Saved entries
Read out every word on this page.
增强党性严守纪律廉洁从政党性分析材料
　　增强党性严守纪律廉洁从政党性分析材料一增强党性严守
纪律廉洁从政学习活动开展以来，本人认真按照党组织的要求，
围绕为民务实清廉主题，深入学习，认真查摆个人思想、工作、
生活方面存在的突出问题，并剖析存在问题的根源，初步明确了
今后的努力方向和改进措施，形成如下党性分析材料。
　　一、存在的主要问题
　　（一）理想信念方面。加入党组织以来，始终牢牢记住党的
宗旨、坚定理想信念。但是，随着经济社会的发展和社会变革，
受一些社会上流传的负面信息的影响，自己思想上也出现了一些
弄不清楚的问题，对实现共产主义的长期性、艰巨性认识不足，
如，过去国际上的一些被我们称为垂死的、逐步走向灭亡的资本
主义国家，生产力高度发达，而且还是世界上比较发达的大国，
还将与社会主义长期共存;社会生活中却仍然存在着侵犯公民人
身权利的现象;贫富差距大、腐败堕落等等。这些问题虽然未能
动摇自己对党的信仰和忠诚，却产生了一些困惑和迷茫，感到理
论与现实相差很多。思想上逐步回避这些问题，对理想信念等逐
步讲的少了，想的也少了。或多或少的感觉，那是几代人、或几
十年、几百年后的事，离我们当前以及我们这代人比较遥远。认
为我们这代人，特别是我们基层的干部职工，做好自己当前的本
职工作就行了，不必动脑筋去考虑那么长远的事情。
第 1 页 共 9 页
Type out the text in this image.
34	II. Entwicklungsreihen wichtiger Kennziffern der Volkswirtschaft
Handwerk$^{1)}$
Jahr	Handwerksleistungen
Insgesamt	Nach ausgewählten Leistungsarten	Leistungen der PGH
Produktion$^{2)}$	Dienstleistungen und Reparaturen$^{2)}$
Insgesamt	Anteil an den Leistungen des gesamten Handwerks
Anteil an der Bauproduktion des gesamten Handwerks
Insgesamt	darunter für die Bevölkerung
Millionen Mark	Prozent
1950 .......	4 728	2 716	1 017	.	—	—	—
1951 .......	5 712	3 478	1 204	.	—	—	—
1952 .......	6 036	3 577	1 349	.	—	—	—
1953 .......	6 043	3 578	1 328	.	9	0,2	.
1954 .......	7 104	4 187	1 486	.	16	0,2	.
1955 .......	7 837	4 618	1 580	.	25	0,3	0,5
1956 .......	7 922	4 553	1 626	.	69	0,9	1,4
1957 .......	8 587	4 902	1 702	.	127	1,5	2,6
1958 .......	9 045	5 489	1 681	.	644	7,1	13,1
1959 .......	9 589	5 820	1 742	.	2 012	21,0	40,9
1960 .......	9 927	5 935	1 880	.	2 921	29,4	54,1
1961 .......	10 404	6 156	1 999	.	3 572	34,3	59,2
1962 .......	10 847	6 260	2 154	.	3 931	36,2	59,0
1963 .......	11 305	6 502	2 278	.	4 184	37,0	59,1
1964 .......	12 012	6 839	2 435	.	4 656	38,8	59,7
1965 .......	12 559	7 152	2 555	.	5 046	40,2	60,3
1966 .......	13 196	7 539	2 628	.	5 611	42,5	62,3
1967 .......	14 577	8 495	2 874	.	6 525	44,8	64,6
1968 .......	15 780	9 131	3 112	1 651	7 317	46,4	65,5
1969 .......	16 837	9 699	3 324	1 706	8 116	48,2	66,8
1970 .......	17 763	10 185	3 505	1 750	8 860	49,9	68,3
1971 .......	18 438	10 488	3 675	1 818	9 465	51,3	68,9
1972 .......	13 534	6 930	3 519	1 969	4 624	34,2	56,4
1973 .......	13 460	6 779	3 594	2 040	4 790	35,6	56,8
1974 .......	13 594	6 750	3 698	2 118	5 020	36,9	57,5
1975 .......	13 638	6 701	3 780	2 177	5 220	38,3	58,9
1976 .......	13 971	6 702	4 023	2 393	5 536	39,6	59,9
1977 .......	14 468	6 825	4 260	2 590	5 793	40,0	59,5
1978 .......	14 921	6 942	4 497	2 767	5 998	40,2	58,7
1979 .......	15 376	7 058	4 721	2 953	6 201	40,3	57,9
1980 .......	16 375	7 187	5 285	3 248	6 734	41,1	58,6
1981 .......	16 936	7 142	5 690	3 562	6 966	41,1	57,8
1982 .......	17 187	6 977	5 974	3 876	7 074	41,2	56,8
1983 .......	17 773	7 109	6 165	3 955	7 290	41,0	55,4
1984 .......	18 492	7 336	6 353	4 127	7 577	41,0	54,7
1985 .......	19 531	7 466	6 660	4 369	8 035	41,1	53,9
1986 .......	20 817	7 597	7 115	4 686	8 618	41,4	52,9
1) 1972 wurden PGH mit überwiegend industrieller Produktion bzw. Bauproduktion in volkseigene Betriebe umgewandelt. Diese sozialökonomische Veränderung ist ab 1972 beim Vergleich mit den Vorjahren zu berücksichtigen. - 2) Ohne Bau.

**WRITTEN EXERCISE:** Write out every entry again exactly, please, with nothing missing.

**TASK SOLUTION:**
Read out every word on this page.
增强党性严守纪律廉洁从政党性分析材料
　　增强党性严守纪律廉洁从政党性分析材料一增强党性严守
纪律廉洁从政学习活动开展以来，本人认真按照党组织的要求，
围绕为民务实清廉主题，深入学习，认真查摆个人思想、工作、
生活方面存在的突出问题，并剖析存在问题的根源，初步明确了
今后的努力方向和改进措施，形成如下党性分析材料。
　　一、存在的主要问题
　　（一）理想信念方面。加入党组织以来，始终牢牢记住党的
宗旨、坚定理想信念。但是，随着经济社会的发展和社会变革，
受一些社会上流传的负面信息的影响，自己思想上也出现了一些
弄不清楚的问题，对实现共产主义的长期性、艰巨性认识不足，
如，过去国际上的一些被我们称为垂死的、逐步走向灭亡的资本
主义国家，生产力高度发达，而且还是世界上比较发达的大国，
还将与社会主义长期共存;社会生活中却仍然存在着侵犯公民人
身权利的现象;贫富差距大、腐败堕落等等。这些问题虽然未能
动摇自己对党的信仰和忠诚，却产生了一些困惑和迷茫，感到理
论与现实相差很多。思想上逐步回避这些问题，对理想信念等逐
步讲的少了，想的也少了。或多或少的感觉，那是几代人、或几
十年、几百年后的事，离我们当前以及我们这代人比较遥远。认
为我们这代人，特别是我们基层的干部职工，做好自己当前的本
职工作就行了，不必动脑筋去考虑那么长远的事情。
第 1 页 共 9 页
Type out the text in this image.
34	II. Entwicklungsreihen wichtiger Kennziffern der Volkswirtschaft
Handwerk$^{1)}$
Jahr	Handwerksleistungen
Insgesamt	Nach ausgewählten Leistungsarten	Leistungen der PGH
Produktion$^{2)}$	Dienstleistungen und Reparaturen$^{2)}$
Insgesamt	Anteil an den Leistungen des gesamten Handwerks
Anteil an der Bauproduktion des gesamten Handwerks
Insgesamt	darunter für die Bevölkerung
Millionen Mark	Prozent
1950 .......	4 728	2 716	1 017	.	—	—	—
1951 .......	5 712	3 478	1 204	.	—	—	—
1952 .......	6 036	3 577	1 349	.	—	—	—
1953 .......	6 043	3 578	1 328	.	9	0,2	.
1954 .......	7 104	4 187	1 486	.	16	0,2	.
1955 .......	7 837	4 618	1 580	.	25	0,3	0,5
1956 .......	7 922	4 553	1 626	.	69	0,9	1,4
1957 .......	8 587	4 902	1 702	.	127	1,5	2,6
1958 .......	9 045	5 489	1 681	.	644	7,1	13,1
1959 .......	9 589	5 820	1 742	.	2 012	21,0	40,9
1960 .......	9 927	5 935	1 880	.	2 921	29,4	54,1
1961 .......	10 404	6 156	1 999	.	3 572	34,3	59,2
1962 .......	10 847	6 260	2 154	.	3 931	36,2	59,0
1963 .......	11 305	6 502	2 278	.	4 184	37,0	59,1
1964 .......	12 012	6 839	2 435	.	4 656	38,8	59,7
1965 .......	12 559	7 152	2 555	.	5 046	40,2	60,3
1966 .......	13 196	7 539	2 628	.	5 611	42,5	62,3
1967 .......	14 577	8 495	2 874	.	6 525	44,8	64,6
1968 .......	15 780	9 131	3 112	1 651	7 317	46,4	65,5
1969 .......	16 837	9 699	3 324	1 706	8 116	48,2	66,8
1970 .......	17 763	10 185	3 505	1 750	8 860	49,9	68,3
1971 .......	18 438	10 488	3 675	1 818	9 465	51,3	68,9
1972 .......	13 534	6 930	3 519	1 969	4 624	34,2	56,4
1973 .......	13 460	6 779	3 594	2 040	4 790	35,6	56,8
1974 .......	13 594	6 750	3 698	2 118	5 020	36,9	57,5
1975 .......	13 638	6 701	3 780	2 177	5 220	38,3	58,9
1976 .......	13 971	6 702	4 023	2 393	5 536	39,6	59,9
1977 .......	14 468	6 825	4 260	2 590	5 793	40,0	59,5
1978 .......	14 921	6 942	4 497	2 767	5 998	40,2	58,7
1979 .......	15 376	7 058	4 721	2 953	6 201	40,3	57,9
1980 .......	16 375	7 187	5 285	3 248	6 734	41,1	58,6
1981 .......	16 936	7 142	5 690	3 562	6 966	41,1	57,8
1982 .......	17 187	6 977	5 974	3 876	7 074	41,2	56,8
1983 .......	17 773	7 109	6 165	3 955	7 290	41,0	55,4
1984 .......	18 492	7 336	6 353	4 127	7 577	41,0	54,7
1985 .......	19 531	7 466	6 660	4 369	8 035	41,1	53,9
1986 .......	20 817	7 597	7 115	4 686	8 618	41,4	52,9
1) 1972 wurden PGH mit überwiegend industrieller Produktion bzw. Bauproduktion in volkseigene Betriebe umgewandelt. Diese sozialökonomische Veränderung ist ab 1972 beim Vergleich mit den Vorjahren zu berücksichtigen. - 2) Ohne Bau.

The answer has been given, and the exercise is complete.